Source document
BEGIN
Comment 24 Sourceware Commits 2021-04-26 15:40:53 UTC
The gdb-10-branch branch has been updated by Tom Tromey <tromey@sourceware.org>:

https://sourceware.org/git/gitweb.cgi?p=binutils-gdb.git;h=e7d77ce0c408e7019f9885b8be64c9cdb46dd312

commit e7d77ce0c408e7019f9885b8be64c9cdb46dd312
Author: Tom Tromey <tromey@adacore.com>
Date:   Fri Apr 23 11:28:48 2021 -0600

    Fix crash when expanding partial symtabs with DW_TAG_imported_unit
    
    PR gdb/27743 points out a gdb crash when expanding partial symtabs,
    where one of the compilation units uses DW_TAG_imported_unit.
    
    The bug is that partial_map_expand_apply expects only to be called for
    the outermost psymtab.  However, filename searching doesn't (and
    probably shouldn't) guarantee this.  The fix is to walk upward to find
    the outermost CU.
END
Available data
BEGIN
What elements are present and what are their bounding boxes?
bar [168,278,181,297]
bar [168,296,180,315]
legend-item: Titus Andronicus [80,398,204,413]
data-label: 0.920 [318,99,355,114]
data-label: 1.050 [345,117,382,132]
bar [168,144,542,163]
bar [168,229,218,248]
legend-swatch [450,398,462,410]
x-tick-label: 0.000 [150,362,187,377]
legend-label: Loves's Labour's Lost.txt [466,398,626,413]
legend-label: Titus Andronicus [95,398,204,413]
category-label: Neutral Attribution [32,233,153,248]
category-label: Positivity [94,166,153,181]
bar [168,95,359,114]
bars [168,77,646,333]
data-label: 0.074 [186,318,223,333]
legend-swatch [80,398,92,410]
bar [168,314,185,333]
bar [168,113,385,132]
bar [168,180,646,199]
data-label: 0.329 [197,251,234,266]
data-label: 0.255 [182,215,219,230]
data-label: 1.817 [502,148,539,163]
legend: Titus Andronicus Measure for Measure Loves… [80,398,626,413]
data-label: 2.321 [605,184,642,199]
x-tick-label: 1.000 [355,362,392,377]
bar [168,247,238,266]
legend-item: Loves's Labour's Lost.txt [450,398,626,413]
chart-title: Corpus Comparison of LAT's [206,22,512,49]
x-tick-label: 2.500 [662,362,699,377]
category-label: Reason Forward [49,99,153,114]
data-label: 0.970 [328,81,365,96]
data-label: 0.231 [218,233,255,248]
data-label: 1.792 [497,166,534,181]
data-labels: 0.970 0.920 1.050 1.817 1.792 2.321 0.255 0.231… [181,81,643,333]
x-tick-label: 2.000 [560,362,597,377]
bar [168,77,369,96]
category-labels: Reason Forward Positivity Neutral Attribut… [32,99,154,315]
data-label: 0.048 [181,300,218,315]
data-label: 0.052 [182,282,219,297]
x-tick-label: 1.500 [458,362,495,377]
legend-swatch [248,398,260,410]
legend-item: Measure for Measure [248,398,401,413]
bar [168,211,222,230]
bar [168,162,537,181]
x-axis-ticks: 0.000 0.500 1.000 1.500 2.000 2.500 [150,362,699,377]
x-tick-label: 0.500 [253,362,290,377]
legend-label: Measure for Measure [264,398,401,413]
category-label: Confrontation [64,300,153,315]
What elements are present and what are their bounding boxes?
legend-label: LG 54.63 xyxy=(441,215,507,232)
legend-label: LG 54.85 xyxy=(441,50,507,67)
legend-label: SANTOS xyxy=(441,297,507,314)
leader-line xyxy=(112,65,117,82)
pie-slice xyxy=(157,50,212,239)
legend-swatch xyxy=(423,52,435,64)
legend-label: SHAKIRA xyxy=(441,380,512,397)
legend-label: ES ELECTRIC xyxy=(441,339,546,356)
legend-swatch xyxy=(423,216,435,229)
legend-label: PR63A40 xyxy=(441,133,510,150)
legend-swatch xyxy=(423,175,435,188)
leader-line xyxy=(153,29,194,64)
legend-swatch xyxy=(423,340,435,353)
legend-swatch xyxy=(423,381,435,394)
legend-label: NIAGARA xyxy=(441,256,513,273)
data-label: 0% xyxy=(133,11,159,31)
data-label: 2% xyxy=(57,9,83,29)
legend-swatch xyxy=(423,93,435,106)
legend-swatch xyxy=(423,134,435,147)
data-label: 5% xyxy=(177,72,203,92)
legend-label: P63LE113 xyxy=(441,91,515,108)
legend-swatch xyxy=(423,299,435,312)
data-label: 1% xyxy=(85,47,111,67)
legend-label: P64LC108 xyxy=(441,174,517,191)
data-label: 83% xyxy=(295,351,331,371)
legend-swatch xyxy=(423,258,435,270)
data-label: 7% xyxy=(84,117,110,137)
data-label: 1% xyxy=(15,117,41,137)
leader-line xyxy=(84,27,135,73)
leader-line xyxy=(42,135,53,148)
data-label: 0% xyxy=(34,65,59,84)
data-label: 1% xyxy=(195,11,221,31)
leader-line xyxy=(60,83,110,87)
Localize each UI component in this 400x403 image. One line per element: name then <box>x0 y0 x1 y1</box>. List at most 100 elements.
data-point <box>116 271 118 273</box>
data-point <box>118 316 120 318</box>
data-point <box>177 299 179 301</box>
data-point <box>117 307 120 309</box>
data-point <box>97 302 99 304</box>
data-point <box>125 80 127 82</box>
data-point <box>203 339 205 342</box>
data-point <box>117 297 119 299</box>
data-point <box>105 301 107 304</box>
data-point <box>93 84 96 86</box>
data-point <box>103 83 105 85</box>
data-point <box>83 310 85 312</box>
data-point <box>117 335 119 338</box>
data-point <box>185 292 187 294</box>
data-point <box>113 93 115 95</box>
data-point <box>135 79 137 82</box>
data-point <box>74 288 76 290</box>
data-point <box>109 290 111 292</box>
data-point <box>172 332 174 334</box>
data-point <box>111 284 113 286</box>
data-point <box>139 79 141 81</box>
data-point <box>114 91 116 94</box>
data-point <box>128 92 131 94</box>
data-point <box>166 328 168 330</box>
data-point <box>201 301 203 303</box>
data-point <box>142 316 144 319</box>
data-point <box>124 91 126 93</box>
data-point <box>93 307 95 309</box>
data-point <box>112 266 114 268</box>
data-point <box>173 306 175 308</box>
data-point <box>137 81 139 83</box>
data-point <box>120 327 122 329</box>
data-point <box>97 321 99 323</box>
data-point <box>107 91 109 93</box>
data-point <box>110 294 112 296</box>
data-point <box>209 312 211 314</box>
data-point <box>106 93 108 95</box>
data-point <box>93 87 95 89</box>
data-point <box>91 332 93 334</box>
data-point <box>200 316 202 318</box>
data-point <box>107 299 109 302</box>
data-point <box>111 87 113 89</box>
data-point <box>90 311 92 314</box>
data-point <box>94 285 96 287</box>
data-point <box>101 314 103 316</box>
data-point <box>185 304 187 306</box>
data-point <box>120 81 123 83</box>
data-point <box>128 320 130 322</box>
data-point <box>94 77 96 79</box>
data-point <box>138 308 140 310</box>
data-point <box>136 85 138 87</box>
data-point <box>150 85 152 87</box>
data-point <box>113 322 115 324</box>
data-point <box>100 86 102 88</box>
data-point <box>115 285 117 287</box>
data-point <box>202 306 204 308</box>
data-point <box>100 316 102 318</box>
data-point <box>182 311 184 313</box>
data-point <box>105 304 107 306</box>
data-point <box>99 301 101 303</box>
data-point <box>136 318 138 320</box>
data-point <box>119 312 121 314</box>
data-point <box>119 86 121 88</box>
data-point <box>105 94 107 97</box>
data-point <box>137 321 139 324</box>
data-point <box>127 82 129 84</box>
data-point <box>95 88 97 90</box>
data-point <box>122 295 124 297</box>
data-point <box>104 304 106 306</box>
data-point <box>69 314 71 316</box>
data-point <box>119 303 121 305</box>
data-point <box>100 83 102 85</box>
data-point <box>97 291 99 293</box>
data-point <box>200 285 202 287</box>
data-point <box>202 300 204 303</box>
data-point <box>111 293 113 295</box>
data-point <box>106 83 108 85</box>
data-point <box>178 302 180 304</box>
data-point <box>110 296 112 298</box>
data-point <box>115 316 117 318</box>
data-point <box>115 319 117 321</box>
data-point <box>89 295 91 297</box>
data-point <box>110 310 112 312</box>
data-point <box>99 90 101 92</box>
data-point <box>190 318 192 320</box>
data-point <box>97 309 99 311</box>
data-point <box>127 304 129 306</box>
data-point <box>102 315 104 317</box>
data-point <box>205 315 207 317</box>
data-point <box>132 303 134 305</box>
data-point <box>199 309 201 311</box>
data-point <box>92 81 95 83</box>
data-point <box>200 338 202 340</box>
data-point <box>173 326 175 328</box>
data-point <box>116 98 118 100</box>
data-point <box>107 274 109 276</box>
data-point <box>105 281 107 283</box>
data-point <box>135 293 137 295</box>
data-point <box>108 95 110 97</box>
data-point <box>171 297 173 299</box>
END
Exercise requirements
Answer these questions about the gdb commit comment:
(a) Which branch was updated?
(b) Which PR reported the crash?
(c) What does the fix do?

Written solution
(a) The gdb-10-branch branch.
(b) PR gdb/27743.
(c) It walks upward to find the outermost CU.